→ THE EXERCISE
Without the pictures, return each record as it appears.
--- BEGIN PROVIDED RECORDS ---
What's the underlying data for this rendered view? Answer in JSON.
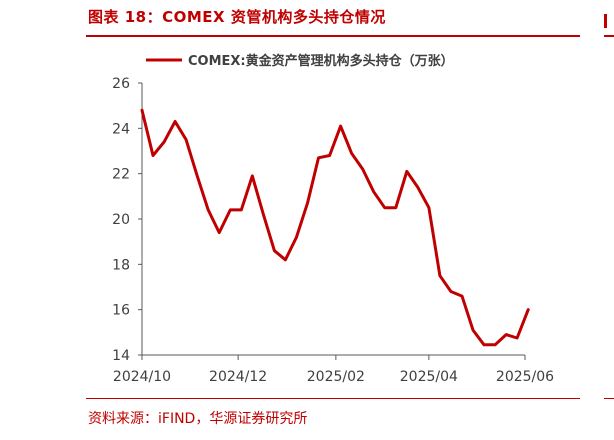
{
  "figure": {
    "title": "图表 18：COMEX 资管机构多头持仓情况",
    "source": "资料来源：iFIND，华源证券研究所"
  },
  "colors": {
    "accent": "#c00000",
    "axis": "#595959",
    "text": "#404040"
  },
  "chart_data": {
    "type": "line",
    "title": "",
    "xlabel": "",
    "ylabel": "",
    "ylim": [
      14,
      26
    ],
    "yticks": [
      "14",
      "16",
      "18",
      "20",
      "22",
      "24",
      "26"
    ],
    "xticks": [
      "2024/10",
      "2024/12",
      "2025/02",
      "2025/04",
      "2025/06"
    ],
    "grid": false,
    "legend_position": "top-center",
    "series": [
      {
        "name": "COMEX:黄金资产管理机构多头持仓（万张）",
        "color": "#c00000",
        "x": [
          "2024-10-01",
          "2024-10-08",
          "2024-10-15",
          "2024-10-22",
          "2024-10-29",
          "2024-11-05",
          "2024-11-12",
          "2024-11-19",
          "2024-11-26",
          "2024-12-03",
          "2024-12-10",
          "2024-12-17",
          "2024-12-24",
          "2024-12-31",
          "2025-01-07",
          "2025-01-14",
          "2025-01-21",
          "2025-01-28",
          "2025-02-04",
          "2025-02-11",
          "2025-02-18",
          "2025-02-25",
          "2025-03-04",
          "2025-03-11",
          "2025-03-18",
          "2025-03-25",
          "2025-04-01",
          "2025-04-08",
          "2025-04-15",
          "2025-04-22",
          "2025-04-29",
          "2025-05-06",
          "2025-05-13",
          "2025-05-20",
          "2025-05-27",
          "2025-06-03"
        ],
        "values": [
          24.8,
          22.8,
          23.4,
          24.3,
          23.5,
          21.9,
          20.4,
          19.4,
          20.4,
          20.4,
          21.9,
          20.2,
          18.6,
          18.2,
          19.2,
          20.7,
          22.7,
          22.8,
          24.1,
          22.9,
          22.2,
          21.2,
          20.5,
          20.5,
          22.1,
          21.4,
          20.5,
          17.5,
          16.8,
          16.6,
          15.1,
          14.45,
          14.45,
          14.9,
          14.75,
          16.0
        ]
      }
    ]
  }
}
--- END PROVIDED RECORDS ---
→ SOLUTION FOR THIS PROBLEM
What's the underlying data for this rendered view? Answer in JSON.
{
  "figure": {
    "title": "图表 18：COMEX 资管机构多头持仓情况",
    "source": "资料来源：iFIND，华源证券研究所"
  },
  "colors": {
    "accent": "#c00000",
    "axis": "#595959",
    "text": "#404040"
  },
  "chart_data": {
    "type": "line",
    "title": "",
    "xlabel": "",
    "ylabel": "",
    "ylim": [
      14,
      26
    ],
    "yticks": [
      "14",
      "16",
      "18",
      "20",
      "22",
      "24",
      "26"
    ],
    "xticks": [
      "2024/10",
      "2024/12",
      "2025/02",
      "2025/04",
      "2025/06"
    ],
    "grid": false,
    "legend_position": "top-center",
    "series": [
      {
        "name": "COMEX:黄金资产管理机构多头持仓（万张）",
        "color": "#c00000",
        "x": [
          "2024-10-01",
          "2024-10-08",
          "2024-10-15",
          "2024-10-22",
          "2024-10-29",
          "2024-11-05",
          "2024-11-12",
          "2024-11-19",
          "2024-11-26",
          "2024-12-03",
          "2024-12-10",
          "2024-12-17",
          "2024-12-24",
          "2024-12-31",
          "2025-01-07",
          "2025-01-14",
          "2025-01-21",
          "2025-01-28",
          "2025-02-04",
          "2025-02-11",
          "2025-02-18",
          "2025-02-25",
          "2025-03-04",
          "2025-03-11",
          "2025-03-18",
          "2025-03-25",
          "2025-04-01",
          "2025-04-08",
          "2025-04-15",
          "2025-04-22",
          "2025-04-29",
          "2025-05-06",
          "2025-05-13",
          "2025-05-20",
          "2025-05-27",
          "2025-06-03"
        ],
        "values": [
          24.8,
          22.8,
          23.4,
          24.3,
          23.5,
          21.9,
          20.4,
          19.4,
          20.4,
          20.4,
          21.9,
          20.2,
          18.6,
          18.2,
          19.2,
          20.7,
          22.7,
          22.8,
          24.1,
          22.9,
          22.2,
          21.2,
          20.5,
          20.5,
          22.1,
          21.4,
          20.5,
          17.5,
          16.8,
          16.6,
          15.1,
          14.45,
          14.45,
          14.9,
          14.75,
          16.0
        ]
      }
    ]
  }
}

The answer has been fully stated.